■ Task description ■
Exactly reproduce all the records, keeping pictures out of the copy.
══ Provided material
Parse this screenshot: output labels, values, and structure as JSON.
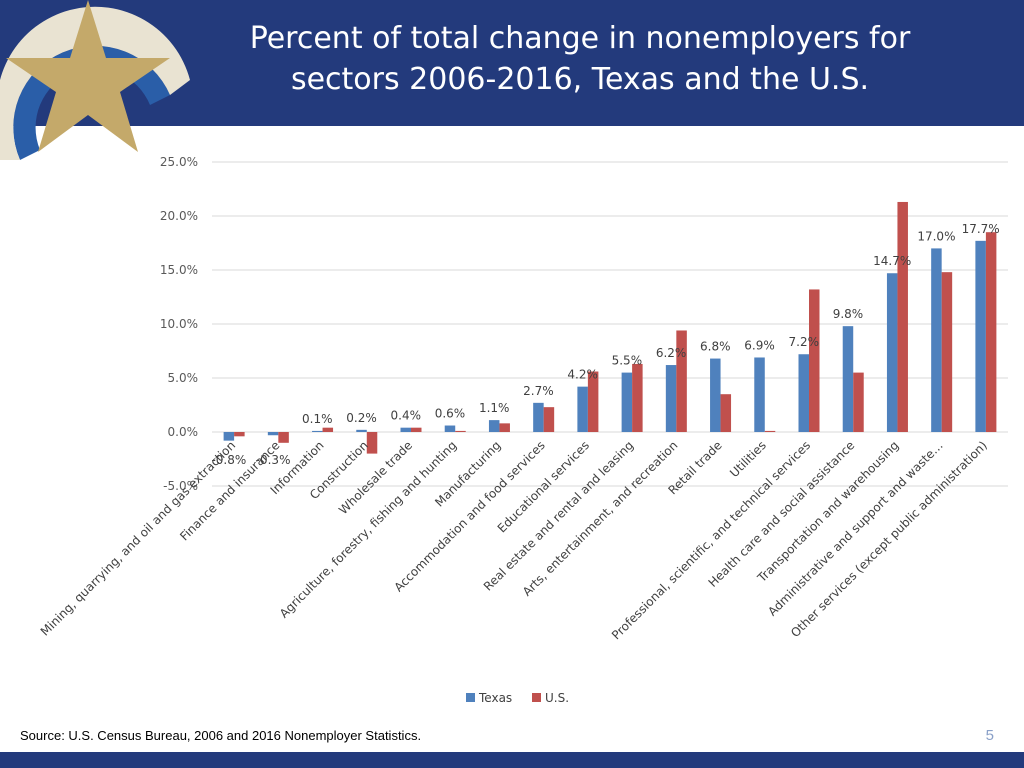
{
  "slide": {
    "title_line1": "Percent of total change in nonemployers for",
    "title_line2": "sectors 2006-2016, Texas and the U.S.",
    "source": "Source: U.S. Census Bureau, 2006 and 2016 Nonemployer Statistics.",
    "page_number": "5"
  },
  "colors": {
    "header": "#233a7c",
    "texas": "#4f81bd",
    "us": "#c0504d",
    "logo_gold": "#c4a96a",
    "logo_blue": "#2a5ea8"
  },
  "chart_data": {
    "type": "bar",
    "title": "",
    "xlabel": "",
    "ylabel": "",
    "ylim": [
      -5,
      25
    ],
    "yticks": [
      -5,
      0,
      5,
      10,
      15,
      20,
      25
    ],
    "ytick_labels": [
      "-5.0%",
      "0.0%",
      "5.0%",
      "10.0%",
      "15.0%",
      "20.0%",
      "25.0%"
    ],
    "grid": true,
    "legend_position": "bottom",
    "categories": [
      "Mining, quarrying, and oil and gas extraction",
      "Finance and insurance",
      "Information",
      "Construction",
      "Wholesale trade",
      "Agriculture, forestry, fishing and hunting",
      "Manufacturing",
      "Accommodation and food services",
      "Educational services",
      "Real estate and rental and leasing",
      "Arts, entertainment, and recreation",
      "Retail trade",
      "Utilities",
      "Professional, scientific, and technical services",
      "Health care and social assistance",
      "Transportation and warehousing",
      "Administrative and support and waste…",
      "Other services (except public administration)"
    ],
    "series": [
      {
        "name": "Texas",
        "values": [
          -0.8,
          -0.3,
          0.1,
          0.2,
          0.4,
          0.6,
          1.1,
          2.7,
          4.2,
          5.5,
          6.2,
          6.8,
          6.9,
          7.2,
          9.8,
          14.7,
          17.0,
          17.7
        ],
        "data_labels": [
          "-0.8%",
          "-0.3%",
          "0.1%",
          "0.2%",
          "0.4%",
          "0.6%",
          "1.1%",
          "2.7%",
          "4.2%",
          "5.5%",
          "6.2%",
          "6.8%",
          "6.9%",
          "7.2%",
          "9.8%",
          "14.7%",
          "17.0%",
          "17.7%"
        ]
      },
      {
        "name": "U.S.",
        "values": [
          -0.4,
          -1.0,
          0.4,
          -2.0,
          0.4,
          0.1,
          0.8,
          2.3,
          5.6,
          6.3,
          9.4,
          3.5,
          0.1,
          13.2,
          5.5,
          21.3,
          14.8,
          18.5
        ]
      }
    ]
  }
}
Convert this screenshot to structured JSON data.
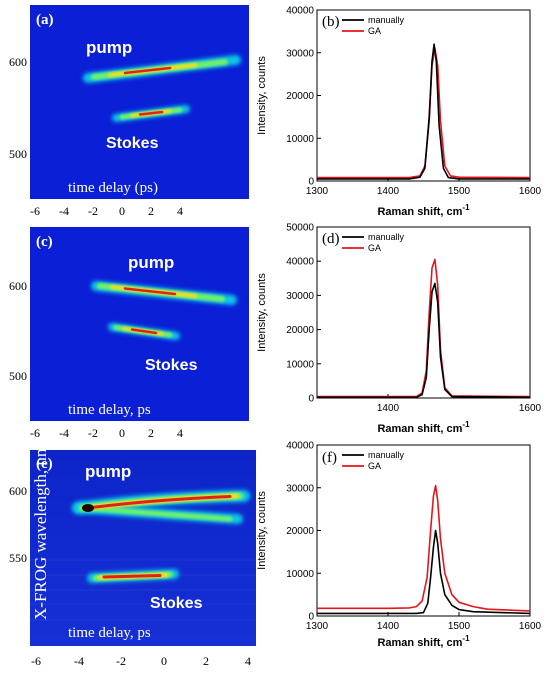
{
  "colors": {
    "manually": "#000000",
    "GA": "#e8141c",
    "frog_bg": "#0a1fd6"
  },
  "shared_ylabel": "X-FROG wavelength, nm",
  "frog_panels": [
    {
      "label": "(a)",
      "pump": "pump",
      "stokes": "Stokes",
      "time_label": "time delay (ps)",
      "xticks": [
        "-6",
        "-4",
        "-2",
        "0",
        "2",
        "4"
      ],
      "yticks": [
        "600",
        "500"
      ]
    },
    {
      "label": "(c)",
      "pump": "pump",
      "stokes": "Stokes",
      "time_label": "time delay, ps",
      "xticks": [
        "-6",
        "-4",
        "-2",
        "0",
        "2",
        "4"
      ],
      "yticks": [
        "600",
        "500"
      ]
    },
    {
      "label": "(e)",
      "pump": "pump",
      "stokes": "Stokes",
      "time_label": "time delay, ps",
      "xticks": [
        "-6",
        "-4",
        "-2",
        "0",
        "2",
        "4"
      ],
      "yticks": [
        "600",
        "550"
      ]
    }
  ],
  "chart_data": [
    {
      "type": "line",
      "label": "(b)",
      "xlabel": "Raman shift, cm",
      "xlabel_sup": "-1",
      "ylabel": "Intensity, counts",
      "xlim": [
        1300,
        1600
      ],
      "ylim": [
        0,
        40000
      ],
      "xticks": [
        "1300",
        "1400",
        "1500",
        "1600"
      ],
      "yticks": [
        "0",
        "10000",
        "20000",
        "30000",
        "40000"
      ],
      "legend": [
        "manually",
        "GA"
      ],
      "series": [
        {
          "name": "manually",
          "x": [
            1300,
            1430,
            1445,
            1452,
            1458,
            1462,
            1465,
            1468,
            1472,
            1478,
            1485,
            1500,
            1600
          ],
          "y": [
            500,
            500,
            900,
            3000,
            15000,
            28000,
            32000,
            28000,
            13000,
            3000,
            800,
            500,
            500
          ]
        },
        {
          "name": "GA",
          "x": [
            1300,
            1430,
            1445,
            1452,
            1458,
            1462,
            1466,
            1470,
            1474,
            1480,
            1488,
            1500,
            1600
          ],
          "y": [
            800,
            800,
            1200,
            3500,
            14000,
            27000,
            31000,
            27000,
            14000,
            3500,
            1200,
            900,
            800
          ]
        }
      ]
    },
    {
      "type": "line",
      "label": "(d)",
      "xlabel": "Raman shift, cm",
      "xlabel_sup": "-1",
      "ylabel": "Intensity, counts",
      "xlim": [
        1300,
        1600
      ],
      "ylim": [
        0,
        50000
      ],
      "xticks": [
        "1400",
        "1600"
      ],
      "yticks": [
        "0",
        "10000",
        "20000",
        "30000",
        "40000",
        "50000"
      ],
      "legend": [
        "manually",
        "GA"
      ],
      "series": [
        {
          "name": "manually",
          "x": [
            1300,
            1440,
            1448,
            1454,
            1458,
            1462,
            1466,
            1470,
            1474,
            1480,
            1490,
            1600
          ],
          "y": [
            200,
            200,
            1000,
            6000,
            20000,
            31000,
            33500,
            28000,
            12000,
            2500,
            400,
            200
          ]
        },
        {
          "name": "GA",
          "x": [
            1300,
            1440,
            1448,
            1454,
            1458,
            1462,
            1466,
            1470,
            1474,
            1480,
            1490,
            1600
          ],
          "y": [
            400,
            400,
            1500,
            8000,
            25000,
            38000,
            40500,
            33000,
            14000,
            3000,
            600,
            400
          ]
        }
      ]
    },
    {
      "type": "line",
      "label": "(f)",
      "xlabel": "Raman shift, cm",
      "xlabel_sup": "-1",
      "ylabel": "Intensity, counts",
      "xlim": [
        1300,
        1600
      ],
      "ylim": [
        0,
        40000
      ],
      "xticks": [
        "1300",
        "1400",
        "1500",
        "1600"
      ],
      "yticks": [
        "0",
        "10000",
        "20000",
        "30000",
        "40000"
      ],
      "legend": [
        "manually",
        "GA"
      ],
      "series": [
        {
          "name": "manually",
          "x": [
            1300,
            1440,
            1450,
            1456,
            1460,
            1464,
            1467,
            1470,
            1474,
            1480,
            1490,
            1500,
            1520,
            1600
          ],
          "y": [
            600,
            600,
            800,
            3000,
            9000,
            16000,
            20000,
            17000,
            10000,
            5000,
            2500,
            1500,
            1000,
            600
          ]
        },
        {
          "name": "GA",
          "x": [
            1300,
            1400,
            1430,
            1440,
            1448,
            1455,
            1460,
            1464,
            1467,
            1470,
            1474,
            1480,
            1490,
            1500,
            1520,
            1540,
            1600
          ],
          "y": [
            1800,
            1800,
            1900,
            2200,
            3500,
            9000,
            20000,
            28000,
            30500,
            27000,
            18000,
            10000,
            5000,
            3200,
            2200,
            1600,
            1200
          ]
        }
      ]
    }
  ]
}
════
■ Answer below ■
Parse this screenshot: output labels, values, and structure as JSON.
{
  "slide": {
    "title_line1": "Percent of total change in nonemployers for",
    "title_line2": "sectors 2006-2016, Texas and the U.S.",
    "source": "Source: U.S. Census Bureau, 2006 and 2016 Nonemployer Statistics.",
    "page_number": "5"
  },
  "colors": {
    "header": "#233a7c",
    "texas": "#4f81bd",
    "us": "#c0504d",
    "logo_gold": "#c4a96a",
    "logo_blue": "#2a5ea8"
  },
  "chart_data": {
    "type": "bar",
    "title": "",
    "xlabel": "",
    "ylabel": "",
    "ylim": [
      -5,
      25
    ],
    "yticks": [
      -5,
      0,
      5,
      10,
      15,
      20,
      25
    ],
    "ytick_labels": [
      "-5.0%",
      "0.0%",
      "5.0%",
      "10.0%",
      "15.0%",
      "20.0%",
      "25.0%"
    ],
    "grid": true,
    "legend_position": "bottom",
    "categories": [
      "Mining, quarrying, and oil and gas extraction",
      "Finance and insurance",
      "Information",
      "Construction",
      "Wholesale trade",
      "Agriculture, forestry, fishing and hunting",
      "Manufacturing",
      "Accommodation and food services",
      "Educational services",
      "Real estate and rental and leasing",
      "Arts, entertainment, and recreation",
      "Retail trade",
      "Utilities",
      "Professional, scientific, and technical services",
      "Health care and social assistance",
      "Transportation and warehousing",
      "Administrative and support and waste…",
      "Other services (except public administration)"
    ],
    "series": [
      {
        "name": "Texas",
        "values": [
          -0.8,
          -0.3,
          0.1,
          0.2,
          0.4,
          0.6,
          1.1,
          2.7,
          4.2,
          5.5,
          6.2,
          6.8,
          6.9,
          7.2,
          9.8,
          14.7,
          17.0,
          17.7
        ],
        "data_labels": [
          "-0.8%",
          "-0.3%",
          "0.1%",
          "0.2%",
          "0.4%",
          "0.6%",
          "1.1%",
          "2.7%",
          "4.2%",
          "5.5%",
          "6.2%",
          "6.8%",
          "6.9%",
          "7.2%",
          "9.8%",
          "14.7%",
          "17.0%",
          "17.7%"
        ]
      },
      {
        "name": "U.S.",
        "values": [
          -0.4,
          -1.0,
          0.4,
          -2.0,
          0.4,
          0.1,
          0.8,
          2.3,
          5.6,
          6.3,
          9.4,
          3.5,
          0.1,
          13.2,
          5.5,
          21.3,
          14.8,
          18.5
        ]
      }
    ]
  }
}
Convert this screenshot to structured JSON data.
{
  "colors": {
    "manually": "#000000",
    "GA": "#e8141c",
    "frog_bg": "#0a1fd6"
  },
  "shared_ylabel": "X-FROG wavelength, nm",
  "frog_panels": [
    {
      "label": "(a)",
      "pump": "pump",
      "stokes": "Stokes",
      "time_label": "time delay (ps)",
      "xticks": [
        "-6",
        "-4",
        "-2",
        "0",
        "2",
        "4"
      ],
      "yticks": [
        "600",
        "500"
      ]
    },
    {
      "label": "(c)",
      "pump": "pump",
      "stokes": "Stokes",
      "time_label": "time delay, ps",
      "xticks": [
        "-6",
        "-4",
        "-2",
        "0",
        "2",
        "4"
      ],
      "yticks": [
        "600",
        "500"
      ]
    },
    {
      "label": "(e)",
      "pump": "pump",
      "stokes": "Stokes",
      "time_label": "time delay, ps",
      "xticks": [
        "-6",
        "-4",
        "-2",
        "0",
        "2",
        "4"
      ],
      "yticks": [
        "600",
        "550"
      ]
    }
  ],
  "chart_data": [
    {
      "type": "line",
      "label": "(b)",
      "xlabel": "Raman shift, cm",
      "xlabel_sup": "-1",
      "ylabel": "Intensity, counts",
      "xlim": [
        1300,
        1600
      ],
      "ylim": [
        0,
        40000
      ],
      "xticks": [
        "1300",
        "1400",
        "1500",
        "1600"
      ],
      "yticks": [
        "0",
        "10000",
        "20000",
        "30000",
        "40000"
      ],
      "legend": [
        "manually",
        "GA"
      ],
      "series": [
        {
          "name": "manually",
          "x": [
            1300,
            1430,
            1445,
            1452,
            1458,
            1462,
            1465,
            1468,
            1472,
            1478,
            1485,
            1500,
            1600
          ],
          "y": [
            500,
            500,
            900,
            3000,
            15000,
            28000,
            32000,
            28000,
            13000,
            3000,
            800,
            500,
            500
          ]
        },
        {
          "name": "GA",
          "x": [
            1300,
            1430,
            1445,
            1452,
            1458,
            1462,
            1466,
            1470,
            1474,
            1480,
            1488,
            1500,
            1600
          ],
          "y": [
            800,
            800,
            1200,
            3500,
            14000,
            27000,
            31000,
            27000,
            14000,
            3500,
            1200,
            900,
            800
          ]
        }
      ]
    },
    {
      "type": "line",
      "label": "(d)",
      "xlabel": "Raman shift, cm",
      "xlabel_sup": "-1",
      "ylabel": "Intensity, counts",
      "xlim": [
        1300,
        1600
      ],
      "ylim": [
        0,
        50000
      ],
      "xticks": [
        "1400",
        "1600"
      ],
      "yticks": [
        "0",
        "10000",
        "20000",
        "30000",
        "40000",
        "50000"
      ],
      "legend": [
        "manually",
        "GA"
      ],
      "series": [
        {
          "name": "manually",
          "x": [
            1300,
            1440,
            1448,
            1454,
            1458,
            1462,
            1466,
            1470,
            1474,
            1480,
            1490,
            1600
          ],
          "y": [
            200,
            200,
            1000,
            6000,
            20000,
            31000,
            33500,
            28000,
            12000,
            2500,
            400,
            200
          ]
        },
        {
          "name": "GA",
          "x": [
            1300,
            1440,
            1448,
            1454,
            1458,
            1462,
            1466,
            1470,
            1474,
            1480,
            1490,
            1600
          ],
          "y": [
            400,
            400,
            1500,
            8000,
            25000,
            38000,
            40500,
            33000,
            14000,
            3000,
            600,
            400
          ]
        }
      ]
    },
    {
      "type": "line",
      "label": "(f)",
      "xlabel": "Raman shift, cm",
      "xlabel_sup": "-1",
      "ylabel": "Intensity, counts",
      "xlim": [
        1300,
        1600
      ],
      "ylim": [
        0,
        40000
      ],
      "xticks": [
        "1300",
        "1400",
        "1500",
        "1600"
      ],
      "yticks": [
        "0",
        "10000",
        "20000",
        "30000",
        "40000"
      ],
      "legend": [
        "manually",
        "GA"
      ],
      "series": [
        {
          "name": "manually",
          "x": [
            1300,
            1440,
            1450,
            1456,
            1460,
            1464,
            1467,
            1470,
            1474,
            1480,
            1490,
            1500,
            1520,
            1600
          ],
          "y": [
            600,
            600,
            800,
            3000,
            9000,
            16000,
            20000,
            17000,
            10000,
            5000,
            2500,
            1500,
            1000,
            600
          ]
        },
        {
          "name": "GA",
          "x": [
            1300,
            1400,
            1430,
            1440,
            1448,
            1455,
            1460,
            1464,
            1467,
            1470,
            1474,
            1480,
            1490,
            1500,
            1520,
            1540,
            1600
          ],
          "y": [
            1800,
            1800,
            1900,
            2200,
            3500,
            9000,
            20000,
            28000,
            30500,
            27000,
            18000,
            10000,
            5000,
            3200,
            2200,
            1600,
            1200
          ]
        }
      ]
    }
  ]
}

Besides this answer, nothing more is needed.